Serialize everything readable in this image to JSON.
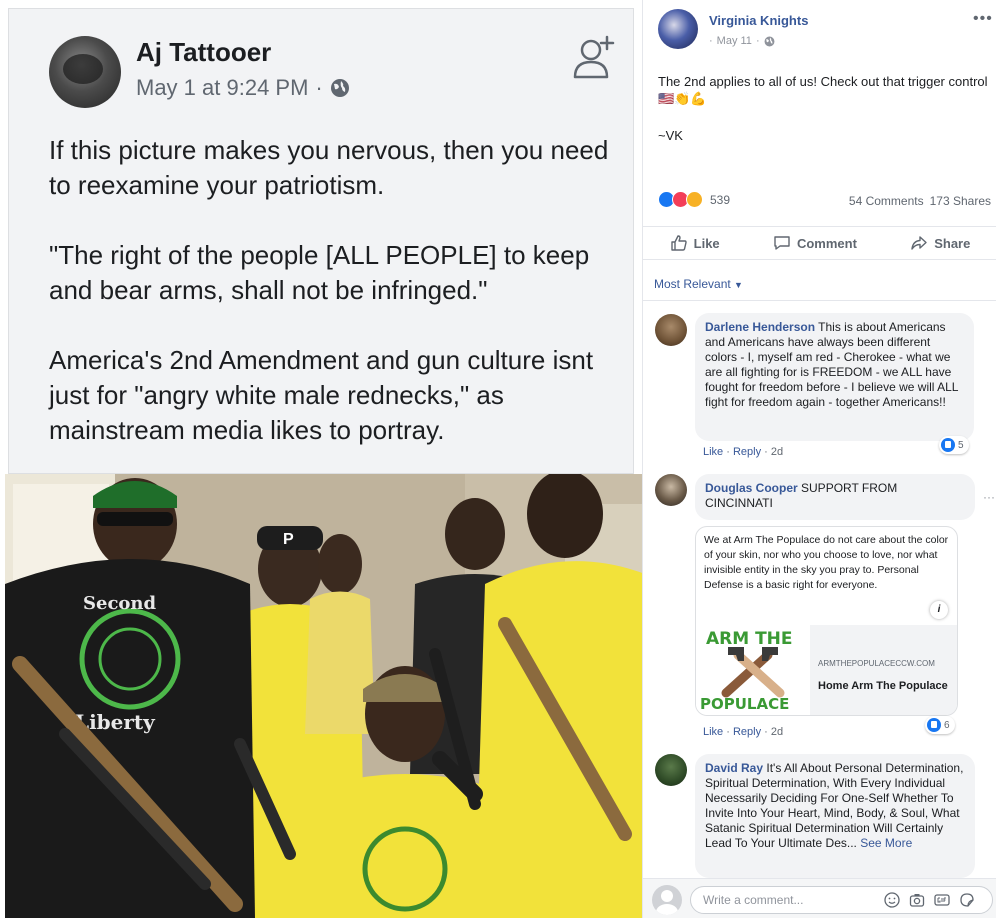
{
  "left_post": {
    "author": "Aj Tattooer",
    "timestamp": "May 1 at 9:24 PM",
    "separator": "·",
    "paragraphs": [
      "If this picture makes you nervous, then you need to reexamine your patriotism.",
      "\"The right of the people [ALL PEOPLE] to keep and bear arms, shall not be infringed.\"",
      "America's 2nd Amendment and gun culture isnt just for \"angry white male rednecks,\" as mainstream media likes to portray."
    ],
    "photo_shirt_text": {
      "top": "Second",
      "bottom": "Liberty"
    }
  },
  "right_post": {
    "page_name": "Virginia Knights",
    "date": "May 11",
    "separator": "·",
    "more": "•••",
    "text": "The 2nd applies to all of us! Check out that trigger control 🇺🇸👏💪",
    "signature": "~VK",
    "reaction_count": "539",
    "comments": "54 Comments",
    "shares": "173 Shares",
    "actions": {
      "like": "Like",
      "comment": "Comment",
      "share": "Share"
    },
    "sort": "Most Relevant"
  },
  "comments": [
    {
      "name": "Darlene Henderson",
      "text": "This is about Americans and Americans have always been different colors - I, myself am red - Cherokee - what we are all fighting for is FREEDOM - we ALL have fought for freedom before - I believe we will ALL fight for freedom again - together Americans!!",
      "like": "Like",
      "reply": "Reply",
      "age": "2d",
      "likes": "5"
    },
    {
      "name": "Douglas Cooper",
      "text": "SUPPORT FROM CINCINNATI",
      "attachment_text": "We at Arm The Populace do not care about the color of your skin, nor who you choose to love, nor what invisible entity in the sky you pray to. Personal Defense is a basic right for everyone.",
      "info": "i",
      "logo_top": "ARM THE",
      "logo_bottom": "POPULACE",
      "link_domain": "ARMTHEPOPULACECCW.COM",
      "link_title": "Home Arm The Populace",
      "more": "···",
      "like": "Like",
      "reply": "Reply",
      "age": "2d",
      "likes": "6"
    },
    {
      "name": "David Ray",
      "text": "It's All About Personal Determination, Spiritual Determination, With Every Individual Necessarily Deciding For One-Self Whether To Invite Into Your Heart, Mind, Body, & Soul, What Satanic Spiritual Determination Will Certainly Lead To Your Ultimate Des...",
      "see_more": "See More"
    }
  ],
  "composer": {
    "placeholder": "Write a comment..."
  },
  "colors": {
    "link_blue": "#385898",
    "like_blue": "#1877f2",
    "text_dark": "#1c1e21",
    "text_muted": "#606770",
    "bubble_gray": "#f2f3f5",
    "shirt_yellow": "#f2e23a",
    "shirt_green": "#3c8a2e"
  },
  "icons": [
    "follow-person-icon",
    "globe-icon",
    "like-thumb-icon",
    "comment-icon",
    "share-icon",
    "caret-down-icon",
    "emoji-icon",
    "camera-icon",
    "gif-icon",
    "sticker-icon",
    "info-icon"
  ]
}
-.-.-
▶ Goal
The listing above must be printed again exactly, minus its pictures.

▶ Expected output
Serialize everything readable in this image to JSON.
{
  "left_post": {
    "author": "Aj Tattooer",
    "timestamp": "May 1 at 9:24 PM",
    "separator": "·",
    "paragraphs": [
      "If this picture makes you nervous, then you need to reexamine your patriotism.",
      "\"The right of the people [ALL PEOPLE] to keep and bear arms, shall not be infringed.\"",
      "America's 2nd Amendment and gun culture isnt just for \"angry white male rednecks,\" as mainstream media likes to portray."
    ],
    "photo_shirt_text": {
      "top": "Second",
      "bottom": "Liberty"
    }
  },
  "right_post": {
    "page_name": "Virginia Knights",
    "date": "May 11",
    "separator": "·",
    "more": "•••",
    "text": "The 2nd applies to all of us! Check out that trigger control 🇺🇸👏💪",
    "signature": "~VK",
    "reaction_count": "539",
    "comments": "54 Comments",
    "shares": "173 Shares",
    "actions": {
      "like": "Like",
      "comment": "Comment",
      "share": "Share"
    },
    "sort": "Most Relevant"
  },
  "comments": [
    {
      "name": "Darlene Henderson",
      "text": "This is about Americans and Americans have always been different colors - I, myself am red - Cherokee - what we are all fighting for is FREEDOM - we ALL have fought for freedom before - I believe we will ALL fight for freedom again - together Americans!!",
      "like": "Like",
      "reply": "Reply",
      "age": "2d",
      "likes": "5"
    },
    {
      "name": "Douglas Cooper",
      "text": "SUPPORT FROM CINCINNATI",
      "attachment_text": "We at Arm The Populace do not care about the color of your skin, nor who you choose to love, nor what invisible entity in the sky you pray to. Personal Defense is a basic right for everyone.",
      "info": "i",
      "logo_top": "ARM THE",
      "logo_bottom": "POPULACE",
      "link_domain": "ARMTHEPOPULACECCW.COM",
      "link_title": "Home Arm The Populace",
      "more": "···",
      "like": "Like",
      "reply": "Reply",
      "age": "2d",
      "likes": "6"
    },
    {
      "name": "David Ray",
      "text": "It's All About Personal Determination, Spiritual Determination, With Every Individual Necessarily Deciding For One-Self Whether To Invite Into Your Heart, Mind, Body, & Soul, What Satanic Spiritual Determination Will Certainly Lead To Your Ultimate Des...",
      "see_more": "See More"
    }
  ],
  "composer": {
    "placeholder": "Write a comment..."
  },
  "colors": {
    "link_blue": "#385898",
    "like_blue": "#1877f2",
    "text_dark": "#1c1e21",
    "text_muted": "#606770",
    "bubble_gray": "#f2f3f5",
    "shirt_yellow": "#f2e23a",
    "shirt_green": "#3c8a2e"
  },
  "icons": [
    "follow-person-icon",
    "globe-icon",
    "like-thumb-icon",
    "comment-icon",
    "share-icon",
    "caret-down-icon",
    "emoji-icon",
    "camera-icon",
    "gif-icon",
    "sticker-icon",
    "info-icon"
  ]
}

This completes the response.